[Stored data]
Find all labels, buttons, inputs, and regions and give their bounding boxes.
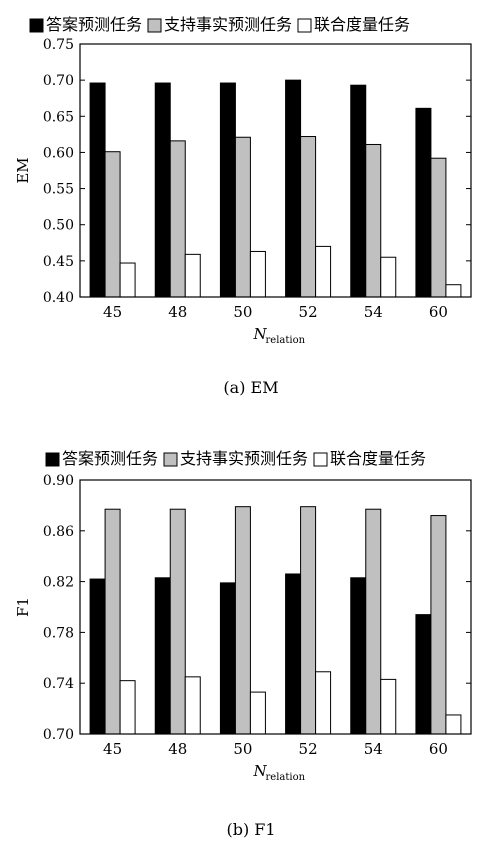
x-tick-label: 54 (364, 303, 383, 321)
bar (300, 136, 317, 298)
bar (219, 82, 236, 298)
legend-swatch (45, 452, 60, 467)
bar (249, 691, 266, 735)
bar (104, 151, 121, 298)
bar (285, 573, 302, 735)
y-tick-label: 0.82 (43, 575, 74, 591)
bar (89, 82, 106, 298)
legend-label: 答案预测任务 (62, 449, 158, 468)
chart-legend: 答案预测任务 支持事实预测任务 联合度量任务 (45, 449, 426, 468)
bar (415, 614, 432, 735)
legend-swatch (163, 452, 178, 467)
x-tick-label: 60 (429, 303, 448, 321)
x-tick-label: 50 (233, 303, 252, 321)
bar (154, 577, 171, 735)
bar (285, 79, 302, 298)
y-tick-label: 0.90 (43, 473, 74, 489)
y-tick-label: 0.55 (43, 182, 74, 198)
bar (119, 680, 136, 735)
bar (380, 678, 397, 735)
bar (169, 508, 186, 735)
f1-chart-caption: (b) F1 (226, 820, 276, 839)
bar (234, 506, 251, 735)
em-chart-panel: 答案预测任务 支持事实预测任务 联合度量任务 0.40 0.45 0.50 0.55 0.60… (0, 0, 502, 420)
x-tick-label: 50 (233, 740, 252, 758)
legend-swatch (29, 18, 44, 33)
x-tick-label: 45 (103, 740, 122, 758)
y-axis-label: EM (14, 157, 32, 183)
y-tick-label: 0.40 (43, 290, 74, 306)
plot-frame (79, 479, 472, 735)
legend-swatch (297, 18, 312, 33)
bar (380, 256, 397, 298)
bar (169, 140, 186, 298)
bar (315, 671, 332, 735)
em-chart: 答案预测任务 支持事实预测任务 联合度量任务 0.40 0.45 0.50 0.55 0.60… (14, 15, 472, 346)
f1-chart-panel: 答案预测任务 支持事实预测任务 联合度量任务 0.70 0.74 0.78 0.82 0.86… (0, 440, 502, 854)
bar (315, 245, 332, 298)
legend-label: 联合度量任务 (330, 449, 426, 468)
y-tick-label: 0.86 (43, 524, 74, 540)
bar (430, 515, 447, 735)
bar (445, 284, 462, 298)
x-tick-label: 52 (299, 740, 318, 758)
x-axis-label: N (253, 762, 268, 780)
x-tick-label: 54 (364, 740, 383, 758)
y-tick-label: 0.75 (43, 37, 74, 53)
f1-chart: 答案预测任务 支持事实预测任务 联合度量任务 0.70 0.74 0.78 0.82 0.86… (14, 449, 472, 783)
x-axis-label-subscript: relation (266, 335, 306, 346)
bar (430, 157, 447, 298)
bar (249, 250, 266, 298)
bar (365, 143, 382, 298)
y-tick-label: 0.45 (43, 254, 74, 270)
x-axis-label-subscript: relation (266, 772, 306, 783)
y-tick-label: 0.65 (43, 109, 74, 125)
legend-label: 答案预测任务 (46, 15, 142, 34)
bar (300, 506, 317, 735)
bar (219, 582, 236, 735)
x-axis-label: N (253, 325, 268, 343)
bar (89, 578, 106, 735)
bar (350, 84, 367, 298)
chart-legend: 答案预测任务 支持事实预测任务 联合度量任务 (29, 15, 410, 34)
bar (234, 136, 251, 298)
y-tick-label: 0.50 (43, 218, 74, 234)
legend-label: 支持事实预测任务 (180, 449, 308, 468)
bar (350, 577, 367, 735)
legend-swatch (313, 452, 328, 467)
y-tick-label: 0.74 (43, 676, 74, 692)
x-tick-label: 48 (168, 303, 187, 321)
plot-frame (79, 43, 472, 298)
y-tick-label: 0.70 (43, 727, 74, 743)
bar (365, 508, 382, 735)
legend-swatch (147, 18, 162, 33)
y-tick-label: 0.78 (43, 625, 74, 641)
legend-label: 支持事实预测任务 (164, 15, 292, 34)
y-tick-label: 0.70 (43, 73, 74, 89)
bar (184, 676, 201, 735)
bar (445, 714, 462, 735)
y-tick-label: 0.60 (43, 145, 74, 161)
x-tick-label: 60 (429, 740, 448, 758)
bar (154, 82, 171, 298)
bar (119, 262, 136, 298)
bar (104, 508, 121, 735)
x-tick-label: 52 (299, 303, 318, 321)
x-tick-label: 48 (168, 740, 187, 758)
bar (415, 107, 432, 298)
y-axis-label: F1 (14, 597, 32, 617)
x-tick-label: 45 (103, 303, 122, 321)
legend-label: 联合度量任务 (314, 15, 410, 34)
bar (184, 253, 201, 298)
em-chart-caption: (a) EM (223, 378, 279, 397)
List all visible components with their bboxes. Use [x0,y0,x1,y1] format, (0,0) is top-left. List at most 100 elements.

:: What the task requires ::
Copy every line of the records above word for word, leaving out the pictures.

:: Expected output ::
Find all labels, buttons, inputs, and regions and give their bounding boxes.
x-tick-label: 54 (364, 303, 383, 321)
bar (300, 136, 317, 298)
bar (219, 82, 236, 298)
legend-swatch (45, 452, 60, 467)
bar (249, 691, 266, 735)
bar (104, 151, 121, 298)
bar (285, 573, 302, 735)
y-tick-label: 0.82 (43, 575, 74, 591)
bar (89, 82, 106, 298)
legend-label: 答案预测任务 (62, 449, 158, 468)
chart-legend: 答案预测任务 支持事实预测任务 联合度量任务 (45, 449, 426, 468)
bar (415, 614, 432, 735)
legend-swatch (163, 452, 178, 467)
x-tick-label: 60 (429, 303, 448, 321)
x-tick-label: 50 (233, 303, 252, 321)
bar (154, 577, 171, 735)
bar (285, 79, 302, 298)
y-tick-label: 0.90 (43, 473, 74, 489)
y-tick-label: 0.55 (43, 182, 74, 198)
bar (119, 680, 136, 735)
bar (380, 678, 397, 735)
bar (169, 508, 186, 735)
f1-chart-caption: (b) F1 (226, 820, 276, 839)
bar (234, 506, 251, 735)
em-chart-panel: 答案预测任务 支持事实预测任务 联合度量任务 0.40 0.45 0.50 0.55 0.60… (0, 0, 502, 420)
x-tick-label: 50 (233, 740, 252, 758)
legend-swatch (29, 18, 44, 33)
x-tick-label: 45 (103, 740, 122, 758)
y-axis-label: EM (14, 157, 32, 183)
y-tick-label: 0.40 (43, 290, 74, 306)
plot-frame (79, 479, 472, 735)
legend-swatch (297, 18, 312, 33)
bar (380, 256, 397, 298)
bar (169, 140, 186, 298)
bar (315, 671, 332, 735)
em-chart: 答案预测任务 支持事实预测任务 联合度量任务 0.40 0.45 0.50 0.55 0.60… (14, 15, 472, 346)
f1-chart-panel: 答案预测任务 支持事实预测任务 联合度量任务 0.70 0.74 0.78 0.82 0.86… (0, 440, 502, 854)
bar (315, 245, 332, 298)
legend-label: 联合度量任务 (330, 449, 426, 468)
y-tick-label: 0.86 (43, 524, 74, 540)
bar (430, 515, 447, 735)
bar (445, 284, 462, 298)
x-tick-label: 52 (299, 740, 318, 758)
x-axis-label: N (253, 762, 268, 780)
x-tick-label: 54 (364, 740, 383, 758)
y-tick-label: 0.75 (43, 37, 74, 53)
f1-chart: 答案预测任务 支持事实预测任务 联合度量任务 0.70 0.74 0.78 0.82 0.86… (14, 449, 472, 783)
x-axis-label-subscript: relation (266, 335, 306, 346)
bar (430, 157, 447, 298)
bar (249, 250, 266, 298)
bar (365, 143, 382, 298)
y-tick-label: 0.45 (43, 254, 74, 270)
x-axis-label-subscript: relation (266, 772, 306, 783)
y-tick-label: 0.65 (43, 109, 74, 125)
legend-label: 答案预测任务 (46, 15, 142, 34)
bar (300, 506, 317, 735)
bar (219, 582, 236, 735)
x-axis-label: N (253, 325, 268, 343)
bar (89, 578, 106, 735)
bar (350, 84, 367, 298)
chart-legend: 答案预测任务 支持事实预测任务 联合度量任务 (29, 15, 410, 34)
bar (234, 136, 251, 298)
y-tick-label: 0.50 (43, 218, 74, 234)
legend-label: 支持事实预测任务 (180, 449, 308, 468)
bar (350, 577, 367, 735)
legend-swatch (313, 452, 328, 467)
y-tick-label: 0.74 (43, 676, 74, 692)
x-tick-label: 48 (168, 303, 187, 321)
plot-frame (79, 43, 472, 298)
y-tick-label: 0.70 (43, 727, 74, 743)
bar (365, 508, 382, 735)
legend-swatch (147, 18, 162, 33)
y-tick-label: 0.78 (43, 625, 74, 641)
legend-label: 支持事实预测任务 (164, 15, 292, 34)
y-tick-label: 0.70 (43, 73, 74, 89)
bar (184, 676, 201, 735)
bar (445, 714, 462, 735)
y-tick-label: 0.60 (43, 145, 74, 161)
x-tick-label: 60 (429, 740, 448, 758)
bar (154, 82, 171, 298)
bar (119, 262, 136, 298)
bar (104, 508, 121, 735)
x-tick-label: 52 (299, 303, 318, 321)
x-tick-label: 48 (168, 740, 187, 758)
bar (415, 107, 432, 298)
y-axis-label: F1 (14, 597, 32, 617)
x-tick-label: 45 (103, 303, 122, 321)
legend-label: 联合度量任务 (314, 15, 410, 34)
bar (184, 253, 201, 298)
em-chart-caption: (a) EM (223, 378, 279, 397)
List all visible components with their bboxes. Use [x0,y0,x1,y1] format, (0,0) is top-left. List at most 100 elements.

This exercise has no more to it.